Short exercise: Pull out every line below containing the word "团结同事".

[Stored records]
## BEGIN

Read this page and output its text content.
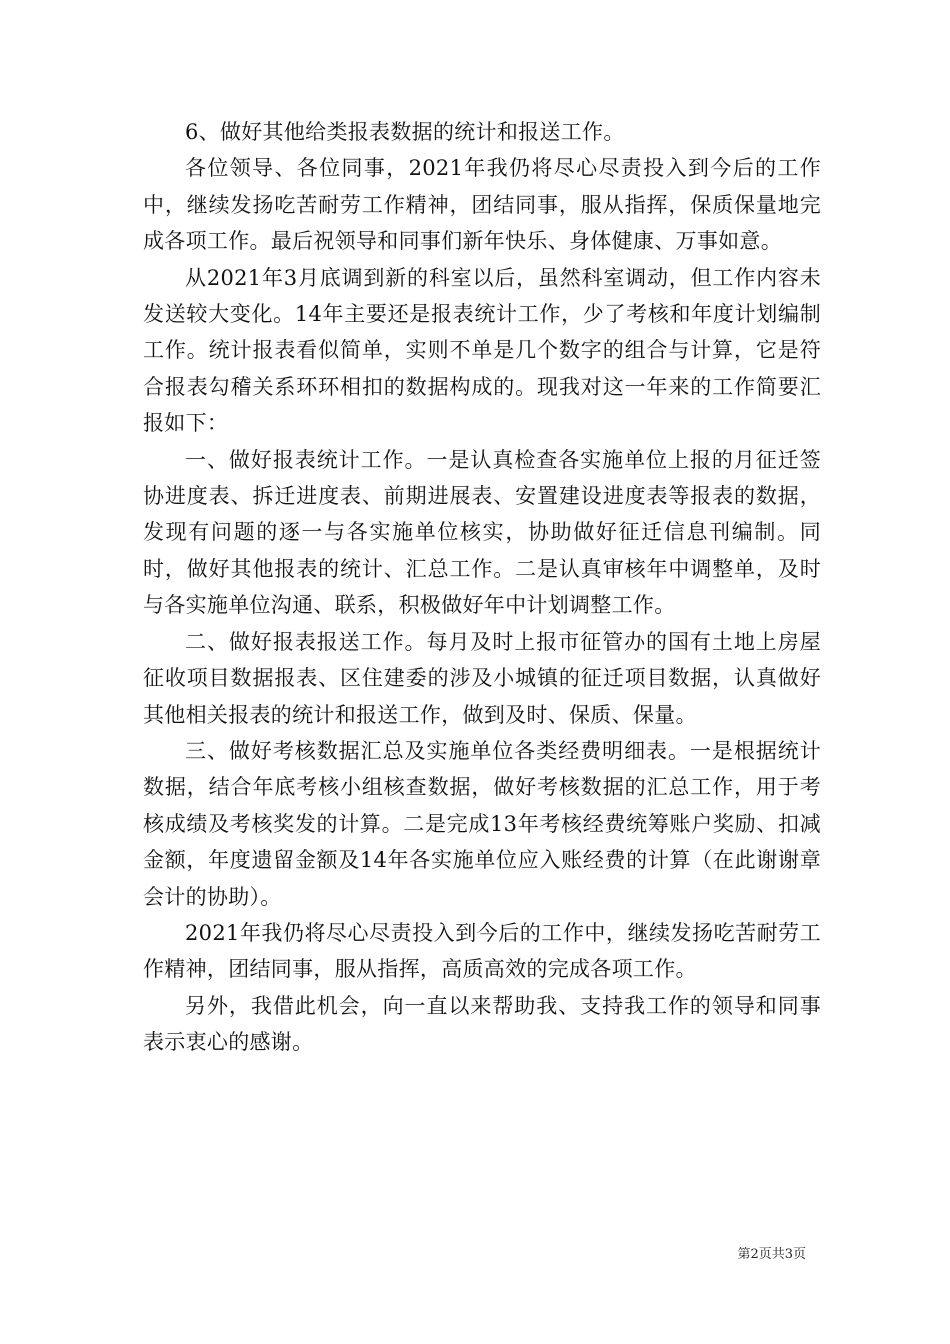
6、做好其他给类报表数据的统计和报送工作。

各位领导、各位同事，2021年我仍将尽心尽责投入到今后的工作中，继续发扬吃苦耐劳工作精神，团结同事，服从指挥，保质保量地完成各项工作。最后祝领导和同事们新年快乐、身体健康、万事如意。

从2021年3月底调到新的科室以后，虽然科室调动，但工作内容未发送较大变化。14年主要还是报表统计工作，少了考核和年度计划编制工作。统计报表看似简单，实则不单是几个数字的组合与计算，它是符合报表勾稽关系环环相扣的数据构成的。现我对这一年来的工作简要汇报如下：

一、做好报表统计工作。一是认真检查各实施单位上报的月征迁签协进度表、拆迁进度表、前期进展表、安置建设进度表等报表的数据，发现有问题的逐一与各实施单位核实，协助做好征迁信息刊编制。同时，做好其他报表的统计、汇总工作。二是认真审核年中调整单，及时与各实施单位沟通、联系，积极做好年中计划调整工作。

二、做好报表报送工作。每月及时上报市征管办的国有土地上房屋征收项目数据报表、区住建委的涉及小城镇的征迁项目数据，认真做好其他相关报表的统计和报送工作，做到及时、保质、保量。

三、做好考核数据汇总及实施单位各类经费明细表。一是根据统计数据，结合年底考核小组核查数据，做好考核数据的汇总工作，用于考核成绩及考核奖发的计算。二是完成13年考核经费统筹账户奖励、扣减金额，年度遗留金额及14年各实施单位应入账经费的计算（在此谢谢章会计的协助）。

2021年我仍将尽心尽责投入到今后的工作中，继续发扬吃苦耐劳工作精神，团结同事，服从指挥，高质高效的完成各项工作。

另外，我借此机会，向一直以来帮助我、支持我工作的领导和同事表示衷心的感谢。

第2页共3页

## END

Solution:
各位领导、各位同事，2021年我仍将尽心尽责投入到今后的工作中，继续发扬吃苦耐劳工作精神，团结同事，服从指挥，保质保量地完成各项工作。最后祝领导和同事们新年快乐、身体健康、万事如意。
2021年我仍将尽心尽责投入到今后的工作中，继续发扬吃苦耐劳工作精神，团结同事，服从指挥，高质高效的完成各项工作。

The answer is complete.